> **Work instructions**: Work through the data line by line, gathering every line that has the word "half".

> **Provided material**:
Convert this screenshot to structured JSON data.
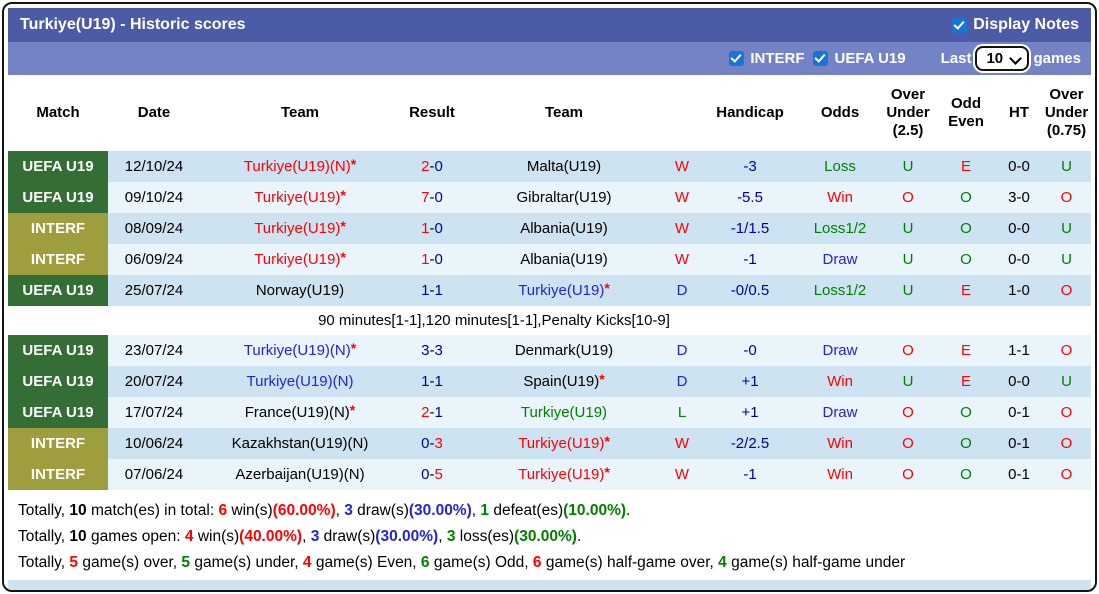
{
  "header": {
    "title": "Turkiye(U19) - Historic scores",
    "display_notes_label": "Display Notes",
    "display_notes_checked": true
  },
  "filter_bar": {
    "interf_label": "INTERF",
    "interf_checked": true,
    "uefa_label": "UEFA U19",
    "uefa_checked": true,
    "last_label": "Last",
    "games_count": "10",
    "games_label": "games"
  },
  "table": {
    "columns": [
      "Match",
      "Date",
      "Team",
      "Result",
      "Team",
      "",
      "Handicap",
      "Odds",
      "Over Under (2.5)",
      "Odd Even",
      "HT",
      "Over Under (0.75)"
    ],
    "rows": [
      {
        "league": "UEFA U19",
        "date": "12/10/24",
        "home": {
          "text": "Turkiye(U19)(N)",
          "color": "red",
          "star": true
        },
        "result": {
          "h": "2",
          "a": "0",
          "hc": "red",
          "ac": "navy"
        },
        "away": {
          "text": "Malta(U19)",
          "color": "black",
          "star": false
        },
        "wdl": {
          "text": "W",
          "color": "red"
        },
        "handicap": "-3",
        "odds": {
          "text": "Loss",
          "color": "green"
        },
        "ou25": {
          "text": "U",
          "color": "green"
        },
        "oddeven": {
          "text": "E",
          "color": "red"
        },
        "ht": "0-0",
        "ou075": {
          "text": "U",
          "color": "green"
        },
        "stripe": "dark"
      },
      {
        "league": "UEFA U19",
        "date": "09/10/24",
        "home": {
          "text": "Turkiye(U19)",
          "color": "red",
          "star": true
        },
        "result": {
          "h": "7",
          "a": "0",
          "hc": "red",
          "ac": "navy"
        },
        "away": {
          "text": "Gibraltar(U19)",
          "color": "black",
          "star": false
        },
        "wdl": {
          "text": "W",
          "color": "red"
        },
        "handicap": "-5.5",
        "odds": {
          "text": "Win",
          "color": "red"
        },
        "ou25": {
          "text": "O",
          "color": "red"
        },
        "oddeven": {
          "text": "O",
          "color": "green"
        },
        "ht": "3-0",
        "ou075": {
          "text": "O",
          "color": "red"
        },
        "stripe": "light"
      },
      {
        "league": "INTERF",
        "date": "08/09/24",
        "home": {
          "text": "Turkiye(U19)",
          "color": "red",
          "star": true
        },
        "result": {
          "h": "1",
          "a": "0",
          "hc": "red",
          "ac": "navy"
        },
        "away": {
          "text": "Albania(U19)",
          "color": "black",
          "star": false
        },
        "wdl": {
          "text": "W",
          "color": "red"
        },
        "handicap": "-1/1.5",
        "odds": {
          "text": "Loss1/2",
          "color": "green"
        },
        "ou25": {
          "text": "U",
          "color": "green"
        },
        "oddeven": {
          "text": "O",
          "color": "green"
        },
        "ht": "0-0",
        "ou075": {
          "text": "U",
          "color": "green"
        },
        "stripe": "dark"
      },
      {
        "league": "INTERF",
        "date": "06/09/24",
        "home": {
          "text": "Turkiye(U19)",
          "color": "red",
          "star": true
        },
        "result": {
          "h": "1",
          "a": "0",
          "hc": "red",
          "ac": "navy"
        },
        "away": {
          "text": "Albania(U19)",
          "color": "black",
          "star": false
        },
        "wdl": {
          "text": "W",
          "color": "red"
        },
        "handicap": "-1",
        "odds": {
          "text": "Draw",
          "color": "blue"
        },
        "ou25": {
          "text": "U",
          "color": "green"
        },
        "oddeven": {
          "text": "O",
          "color": "green"
        },
        "ht": "0-0",
        "ou075": {
          "text": "U",
          "color": "green"
        },
        "stripe": "light"
      },
      {
        "league": "UEFA U19",
        "date": "25/07/24",
        "home": {
          "text": "Norway(U19)",
          "color": "black",
          "star": false
        },
        "result": {
          "h": "1",
          "a": "1",
          "hc": "navy",
          "ac": "navy"
        },
        "away": {
          "text": "Turkiye(U19)",
          "color": "blue",
          "star": true
        },
        "wdl": {
          "text": "D",
          "color": "blue"
        },
        "handicap": "-0/0.5",
        "odds": {
          "text": "Loss1/2",
          "color": "green"
        },
        "ou25": {
          "text": "U",
          "color": "green"
        },
        "oddeven": {
          "text": "E",
          "color": "red"
        },
        "ht": "1-0",
        "ou075": {
          "text": "O",
          "color": "red"
        },
        "stripe": "dark"
      },
      {
        "type": "note",
        "text": "90 minutes[1-1],120 minutes[1-1],Penalty Kicks[10-9]",
        "stripe": "white"
      },
      {
        "league": "UEFA U19",
        "date": "23/07/24",
        "home": {
          "text": "Turkiye(U19)(N)",
          "color": "blue",
          "star": true
        },
        "result": {
          "h": "3",
          "a": "3",
          "hc": "navy",
          "ac": "navy"
        },
        "away": {
          "text": "Denmark(U19)",
          "color": "black",
          "star": false
        },
        "wdl": {
          "text": "D",
          "color": "blue"
        },
        "handicap": "-0",
        "odds": {
          "text": "Draw",
          "color": "blue"
        },
        "ou25": {
          "text": "O",
          "color": "red"
        },
        "oddeven": {
          "text": "E",
          "color": "red"
        },
        "ht": "1-1",
        "ou075": {
          "text": "O",
          "color": "red"
        },
        "stripe": "light"
      },
      {
        "league": "UEFA U19",
        "date": "20/07/24",
        "home": {
          "text": "Turkiye(U19)(N)",
          "color": "blue",
          "star": false
        },
        "result": {
          "h": "1",
          "a": "1",
          "hc": "navy",
          "ac": "navy"
        },
        "away": {
          "text": "Spain(U19)",
          "color": "black",
          "star": true
        },
        "wdl": {
          "text": "D",
          "color": "blue"
        },
        "handicap": "+1",
        "odds": {
          "text": "Win",
          "color": "red"
        },
        "ou25": {
          "text": "U",
          "color": "green"
        },
        "oddeven": {
          "text": "E",
          "color": "red"
        },
        "ht": "0-0",
        "ou075": {
          "text": "U",
          "color": "green"
        },
        "stripe": "dark"
      },
      {
        "league": "UEFA U19",
        "date": "17/07/24",
        "home": {
          "text": "France(U19)(N)",
          "color": "black",
          "star": true
        },
        "result": {
          "h": "2",
          "a": "1",
          "hc": "red",
          "ac": "navy"
        },
        "away": {
          "text": "Turkiye(U19)",
          "color": "green",
          "star": false
        },
        "wdl": {
          "text": "L",
          "color": "green"
        },
        "handicap": "+1",
        "odds": {
          "text": "Draw",
          "color": "blue"
        },
        "ou25": {
          "text": "O",
          "color": "red"
        },
        "oddeven": {
          "text": "O",
          "color": "green"
        },
        "ht": "0-1",
        "ou075": {
          "text": "O",
          "color": "red"
        },
        "stripe": "light"
      },
      {
        "league": "INTERF",
        "date": "10/06/24",
        "home": {
          "text": "Kazakhstan(U19)(N)",
          "color": "black",
          "star": false
        },
        "result": {
          "h": "0",
          "a": "3",
          "hc": "navy",
          "ac": "red"
        },
        "away": {
          "text": "Turkiye(U19)",
          "color": "red",
          "star": true
        },
        "wdl": {
          "text": "W",
          "color": "red"
        },
        "handicap": "-2/2.5",
        "odds": {
          "text": "Win",
          "color": "red"
        },
        "ou25": {
          "text": "O",
          "color": "red"
        },
        "oddeven": {
          "text": "O",
          "color": "green"
        },
        "ht": "0-1",
        "ou075": {
          "text": "O",
          "color": "red"
        },
        "stripe": "dark"
      },
      {
        "league": "INTERF",
        "date": "07/06/24",
        "home": {
          "text": "Azerbaijan(U19)(N)",
          "color": "black",
          "star": false
        },
        "result": {
          "h": "0",
          "a": "5",
          "hc": "navy",
          "ac": "red"
        },
        "away": {
          "text": "Turkiye(U19)",
          "color": "red",
          "star": true
        },
        "wdl": {
          "text": "W",
          "color": "red"
        },
        "handicap": "-1",
        "odds": {
          "text": "Win",
          "color": "red"
        },
        "ou25": {
          "text": "O",
          "color": "red"
        },
        "oddeven": {
          "text": "O",
          "color": "green"
        },
        "ht": "0-1",
        "ou075": {
          "text": "O",
          "color": "red"
        },
        "stripe": "light"
      }
    ]
  },
  "footer": {
    "lines": [
      [
        {
          "t": "Totally, "
        },
        {
          "t": "10",
          "b": 1
        },
        {
          "t": " match(es) in total: "
        },
        {
          "t": "6",
          "c": "red",
          "b": 1
        },
        {
          "t": " win(s)"
        },
        {
          "t": "(60.00%)",
          "c": "red",
          "b": 1
        },
        {
          "t": ", "
        },
        {
          "t": "3",
          "c": "blue",
          "b": 1
        },
        {
          "t": " draw(s)"
        },
        {
          "t": "(30.00%)",
          "c": "blue",
          "b": 1
        },
        {
          "t": ", "
        },
        {
          "t": "1",
          "c": "green",
          "b": 1
        },
        {
          "t": " defeat(es)"
        },
        {
          "t": "(10.00%)",
          "c": "green",
          "b": 1
        },
        {
          "t": "."
        }
      ],
      [
        {
          "t": "Totally, "
        },
        {
          "t": "10",
          "b": 1
        },
        {
          "t": " games open: "
        },
        {
          "t": "4",
          "c": "red",
          "b": 1
        },
        {
          "t": " win(s)"
        },
        {
          "t": "(40.00%)",
          "c": "red",
          "b": 1
        },
        {
          "t": ", "
        },
        {
          "t": "3",
          "c": "blue",
          "b": 1
        },
        {
          "t": " draw(s)"
        },
        {
          "t": "(30.00%)",
          "c": "blue",
          "b": 1
        },
        {
          "t": ", "
        },
        {
          "t": "3",
          "c": "green",
          "b": 1
        },
        {
          "t": " loss(es)"
        },
        {
          "t": "(30.00%)",
          "c": "green",
          "b": 1
        },
        {
          "t": "."
        }
      ],
      [
        {
          "t": "Totally, "
        },
        {
          "t": "5",
          "c": "red",
          "b": 1
        },
        {
          "t": " game(s) over, "
        },
        {
          "t": "5",
          "c": "green",
          "b": 1
        },
        {
          "t": " game(s) under, "
        },
        {
          "t": "4",
          "c": "red",
          "b": 1
        },
        {
          "t": " game(s) Even, "
        },
        {
          "t": "6",
          "c": "green",
          "b": 1
        },
        {
          "t": " game(s) Odd, "
        },
        {
          "t": "6",
          "c": "red",
          "b": 1
        },
        {
          "t": " game(s) half-game over, "
        },
        {
          "t": "4",
          "c": "green",
          "b": 1
        },
        {
          "t": " game(s) half-game under"
        }
      ]
    ]
  },
  "colors": {
    "win_red": "#ff0000",
    "draw_blue": "#2323dd",
    "score_navy": "#000099",
    "loss_green": "#008000",
    "uefa_badge_green": "#356e35",
    "interf_badge_olive": "#9e9e3e",
    "bar_dark_blue": "#4c5ba6",
    "bar_light_blue": "#7482c6",
    "stripe_dark": "#cde3f1",
    "stripe_light": "#e9f4fb",
    "checkbox_blue": "#1876d2"
  }
}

> **Solution**:
          "t": " game(s) half-game over, "
          "t": " game(s) half-game under"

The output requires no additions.